§ **Directions**: List all lines in the material below that contain "banks".

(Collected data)
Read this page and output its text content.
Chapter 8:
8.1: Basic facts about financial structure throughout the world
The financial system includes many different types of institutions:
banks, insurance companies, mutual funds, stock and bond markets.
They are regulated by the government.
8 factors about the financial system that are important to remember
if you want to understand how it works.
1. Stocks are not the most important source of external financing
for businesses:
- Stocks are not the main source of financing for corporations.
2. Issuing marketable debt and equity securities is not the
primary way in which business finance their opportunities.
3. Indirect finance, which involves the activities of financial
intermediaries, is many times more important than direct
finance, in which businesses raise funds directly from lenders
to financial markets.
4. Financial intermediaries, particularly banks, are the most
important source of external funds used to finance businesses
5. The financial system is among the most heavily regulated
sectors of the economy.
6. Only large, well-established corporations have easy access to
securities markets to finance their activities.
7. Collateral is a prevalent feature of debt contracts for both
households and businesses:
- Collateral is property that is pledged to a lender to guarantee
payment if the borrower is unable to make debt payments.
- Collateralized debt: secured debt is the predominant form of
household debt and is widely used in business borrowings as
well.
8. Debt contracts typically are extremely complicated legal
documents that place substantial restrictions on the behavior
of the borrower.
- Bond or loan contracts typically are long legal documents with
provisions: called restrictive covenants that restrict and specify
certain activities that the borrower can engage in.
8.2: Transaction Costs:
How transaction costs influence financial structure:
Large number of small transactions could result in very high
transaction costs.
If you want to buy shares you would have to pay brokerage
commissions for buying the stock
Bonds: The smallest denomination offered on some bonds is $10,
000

§ **Answer to this problem**:
banks, insurance companies, mutual funds, stock and bond markets.
4. Financial intermediaries, particularly banks, are the most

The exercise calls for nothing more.